Prompt: Copy, in full, each line of the material that holds the word "农林废弃物".

[Extracted records]
· · · · · · ·

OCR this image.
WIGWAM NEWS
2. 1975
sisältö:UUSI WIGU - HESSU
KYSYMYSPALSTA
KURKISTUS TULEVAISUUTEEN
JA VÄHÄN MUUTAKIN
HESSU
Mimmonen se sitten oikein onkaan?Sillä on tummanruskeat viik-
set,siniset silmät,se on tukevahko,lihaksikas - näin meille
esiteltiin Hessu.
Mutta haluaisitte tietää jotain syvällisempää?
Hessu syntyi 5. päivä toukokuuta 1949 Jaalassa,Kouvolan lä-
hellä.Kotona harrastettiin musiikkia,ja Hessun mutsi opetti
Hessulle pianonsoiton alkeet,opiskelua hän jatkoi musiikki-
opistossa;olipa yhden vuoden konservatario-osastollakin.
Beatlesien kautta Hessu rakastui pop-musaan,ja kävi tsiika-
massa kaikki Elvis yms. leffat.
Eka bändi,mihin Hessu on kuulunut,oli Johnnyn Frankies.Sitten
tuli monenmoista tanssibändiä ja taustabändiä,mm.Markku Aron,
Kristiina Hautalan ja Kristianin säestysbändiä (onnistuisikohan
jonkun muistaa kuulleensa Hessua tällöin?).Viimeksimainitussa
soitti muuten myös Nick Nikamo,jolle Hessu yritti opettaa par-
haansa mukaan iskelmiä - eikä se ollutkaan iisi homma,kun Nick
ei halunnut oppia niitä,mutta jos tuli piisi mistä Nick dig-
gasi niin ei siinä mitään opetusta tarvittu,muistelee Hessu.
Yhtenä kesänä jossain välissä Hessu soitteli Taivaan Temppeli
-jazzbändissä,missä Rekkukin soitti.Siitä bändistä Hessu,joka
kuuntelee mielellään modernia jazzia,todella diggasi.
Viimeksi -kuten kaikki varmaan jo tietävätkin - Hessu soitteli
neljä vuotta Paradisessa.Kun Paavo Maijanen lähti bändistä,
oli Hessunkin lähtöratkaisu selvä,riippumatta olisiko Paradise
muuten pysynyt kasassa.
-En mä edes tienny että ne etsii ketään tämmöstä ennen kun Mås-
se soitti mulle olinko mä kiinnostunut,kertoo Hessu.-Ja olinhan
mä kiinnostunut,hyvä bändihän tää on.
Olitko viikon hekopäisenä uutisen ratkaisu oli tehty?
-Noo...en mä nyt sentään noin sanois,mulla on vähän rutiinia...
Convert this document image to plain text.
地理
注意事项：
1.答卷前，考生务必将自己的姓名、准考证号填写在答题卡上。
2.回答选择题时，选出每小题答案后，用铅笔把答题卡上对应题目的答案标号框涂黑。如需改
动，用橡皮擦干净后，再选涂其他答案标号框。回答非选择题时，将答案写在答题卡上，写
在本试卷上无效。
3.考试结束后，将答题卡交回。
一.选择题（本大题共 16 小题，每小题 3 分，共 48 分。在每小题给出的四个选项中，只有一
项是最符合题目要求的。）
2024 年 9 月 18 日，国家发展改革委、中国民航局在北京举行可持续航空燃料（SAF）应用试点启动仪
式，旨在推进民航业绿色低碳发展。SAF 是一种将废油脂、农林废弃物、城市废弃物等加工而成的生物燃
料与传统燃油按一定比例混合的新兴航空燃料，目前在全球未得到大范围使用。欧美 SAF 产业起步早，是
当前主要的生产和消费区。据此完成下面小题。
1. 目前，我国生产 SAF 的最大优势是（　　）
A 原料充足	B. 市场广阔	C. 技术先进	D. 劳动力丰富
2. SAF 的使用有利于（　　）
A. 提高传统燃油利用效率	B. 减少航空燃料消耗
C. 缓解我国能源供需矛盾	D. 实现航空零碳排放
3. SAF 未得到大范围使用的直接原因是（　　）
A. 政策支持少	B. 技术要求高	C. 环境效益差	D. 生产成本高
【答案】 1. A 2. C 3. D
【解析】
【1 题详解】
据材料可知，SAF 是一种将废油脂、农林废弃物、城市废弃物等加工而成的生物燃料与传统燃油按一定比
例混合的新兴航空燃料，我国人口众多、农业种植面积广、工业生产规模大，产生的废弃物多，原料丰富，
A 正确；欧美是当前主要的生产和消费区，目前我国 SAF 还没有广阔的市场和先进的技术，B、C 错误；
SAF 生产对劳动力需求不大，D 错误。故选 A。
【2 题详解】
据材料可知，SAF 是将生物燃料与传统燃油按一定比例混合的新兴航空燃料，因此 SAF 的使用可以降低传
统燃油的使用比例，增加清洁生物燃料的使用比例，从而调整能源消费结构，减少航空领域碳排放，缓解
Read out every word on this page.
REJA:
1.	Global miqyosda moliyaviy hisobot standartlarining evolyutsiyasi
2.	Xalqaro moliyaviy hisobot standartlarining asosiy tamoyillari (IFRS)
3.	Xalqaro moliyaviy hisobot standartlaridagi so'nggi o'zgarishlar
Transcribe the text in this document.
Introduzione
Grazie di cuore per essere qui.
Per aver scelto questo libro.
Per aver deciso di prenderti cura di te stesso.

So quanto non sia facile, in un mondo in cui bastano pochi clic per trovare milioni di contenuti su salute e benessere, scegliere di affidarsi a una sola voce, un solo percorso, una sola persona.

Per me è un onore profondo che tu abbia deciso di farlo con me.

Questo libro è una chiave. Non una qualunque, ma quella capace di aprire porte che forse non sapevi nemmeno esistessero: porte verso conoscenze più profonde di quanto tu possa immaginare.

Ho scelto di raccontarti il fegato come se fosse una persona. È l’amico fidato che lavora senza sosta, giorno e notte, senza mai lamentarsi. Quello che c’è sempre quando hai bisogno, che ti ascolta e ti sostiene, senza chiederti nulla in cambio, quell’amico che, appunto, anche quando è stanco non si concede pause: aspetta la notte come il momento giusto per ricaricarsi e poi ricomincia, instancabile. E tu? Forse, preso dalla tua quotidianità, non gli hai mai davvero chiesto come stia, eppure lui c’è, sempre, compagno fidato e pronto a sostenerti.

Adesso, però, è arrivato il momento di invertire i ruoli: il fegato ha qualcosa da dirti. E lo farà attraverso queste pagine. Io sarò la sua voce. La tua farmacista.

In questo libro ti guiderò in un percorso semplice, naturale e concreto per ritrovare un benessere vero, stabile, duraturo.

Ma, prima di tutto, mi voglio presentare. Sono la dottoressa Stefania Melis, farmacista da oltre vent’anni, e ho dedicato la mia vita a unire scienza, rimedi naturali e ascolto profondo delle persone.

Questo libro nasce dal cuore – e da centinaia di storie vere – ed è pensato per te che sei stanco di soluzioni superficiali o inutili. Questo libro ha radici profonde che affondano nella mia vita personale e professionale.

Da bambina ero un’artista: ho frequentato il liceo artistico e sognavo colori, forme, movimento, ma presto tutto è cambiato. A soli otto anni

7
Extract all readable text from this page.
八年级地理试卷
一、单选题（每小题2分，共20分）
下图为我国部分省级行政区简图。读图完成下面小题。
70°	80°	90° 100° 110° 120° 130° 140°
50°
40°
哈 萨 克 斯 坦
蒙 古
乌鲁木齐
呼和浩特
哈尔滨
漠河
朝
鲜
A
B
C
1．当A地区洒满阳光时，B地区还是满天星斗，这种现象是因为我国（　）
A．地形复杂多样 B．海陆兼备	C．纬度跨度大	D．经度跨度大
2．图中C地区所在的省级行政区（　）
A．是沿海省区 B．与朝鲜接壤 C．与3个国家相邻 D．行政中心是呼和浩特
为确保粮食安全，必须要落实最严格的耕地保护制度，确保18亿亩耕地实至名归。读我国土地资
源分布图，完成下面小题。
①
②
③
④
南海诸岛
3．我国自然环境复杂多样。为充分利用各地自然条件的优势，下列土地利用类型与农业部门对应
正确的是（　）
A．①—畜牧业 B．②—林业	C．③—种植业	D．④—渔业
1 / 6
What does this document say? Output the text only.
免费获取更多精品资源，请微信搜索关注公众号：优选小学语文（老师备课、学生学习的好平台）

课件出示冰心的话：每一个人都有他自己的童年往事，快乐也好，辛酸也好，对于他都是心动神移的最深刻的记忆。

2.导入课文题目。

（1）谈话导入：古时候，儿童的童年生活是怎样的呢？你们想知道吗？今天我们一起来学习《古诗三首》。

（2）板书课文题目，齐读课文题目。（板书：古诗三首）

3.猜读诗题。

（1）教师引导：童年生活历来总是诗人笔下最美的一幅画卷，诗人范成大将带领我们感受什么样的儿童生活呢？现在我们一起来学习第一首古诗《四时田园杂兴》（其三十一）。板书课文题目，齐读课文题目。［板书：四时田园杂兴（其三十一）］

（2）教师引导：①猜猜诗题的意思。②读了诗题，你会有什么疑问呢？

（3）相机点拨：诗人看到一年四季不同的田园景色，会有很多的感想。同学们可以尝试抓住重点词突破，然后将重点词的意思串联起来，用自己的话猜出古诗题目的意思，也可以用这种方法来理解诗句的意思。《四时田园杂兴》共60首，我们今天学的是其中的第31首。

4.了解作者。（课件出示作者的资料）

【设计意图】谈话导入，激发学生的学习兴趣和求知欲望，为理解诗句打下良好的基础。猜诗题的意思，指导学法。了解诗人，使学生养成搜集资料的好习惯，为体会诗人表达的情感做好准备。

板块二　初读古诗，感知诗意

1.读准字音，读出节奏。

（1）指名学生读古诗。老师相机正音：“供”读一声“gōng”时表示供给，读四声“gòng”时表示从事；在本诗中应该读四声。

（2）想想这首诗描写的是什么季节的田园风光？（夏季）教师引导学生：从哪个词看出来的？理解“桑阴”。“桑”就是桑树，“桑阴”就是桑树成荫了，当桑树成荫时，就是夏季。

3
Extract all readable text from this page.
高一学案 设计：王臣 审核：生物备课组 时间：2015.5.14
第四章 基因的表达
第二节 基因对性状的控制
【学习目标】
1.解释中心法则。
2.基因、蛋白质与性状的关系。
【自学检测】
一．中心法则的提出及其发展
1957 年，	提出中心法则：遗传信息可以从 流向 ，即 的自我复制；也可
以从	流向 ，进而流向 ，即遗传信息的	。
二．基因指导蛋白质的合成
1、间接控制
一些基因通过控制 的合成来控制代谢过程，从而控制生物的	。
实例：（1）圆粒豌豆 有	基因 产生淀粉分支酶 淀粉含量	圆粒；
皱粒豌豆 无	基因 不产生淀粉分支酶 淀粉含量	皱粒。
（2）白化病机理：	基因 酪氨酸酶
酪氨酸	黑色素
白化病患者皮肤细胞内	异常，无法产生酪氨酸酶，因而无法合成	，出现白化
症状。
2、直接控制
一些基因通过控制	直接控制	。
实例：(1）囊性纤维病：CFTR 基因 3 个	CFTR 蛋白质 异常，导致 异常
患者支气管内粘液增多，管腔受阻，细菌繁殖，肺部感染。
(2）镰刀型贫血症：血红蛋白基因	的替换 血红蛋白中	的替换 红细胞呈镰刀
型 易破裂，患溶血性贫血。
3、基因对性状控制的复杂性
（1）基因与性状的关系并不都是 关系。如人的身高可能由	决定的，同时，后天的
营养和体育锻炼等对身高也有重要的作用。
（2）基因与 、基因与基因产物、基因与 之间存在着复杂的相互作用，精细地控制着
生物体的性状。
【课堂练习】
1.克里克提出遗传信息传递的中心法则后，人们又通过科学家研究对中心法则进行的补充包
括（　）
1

· · · · · · ·

Exercise response:
式，旨在推进民航业绿色低碳发展。SAF 是一种将废油脂、农林废弃物、城市废弃物等加工而成的生物燃
据材料可知，SAF 是一种将废油脂、农林废弃物、城市废弃物等加工而成的生物燃料与传统燃油按一定比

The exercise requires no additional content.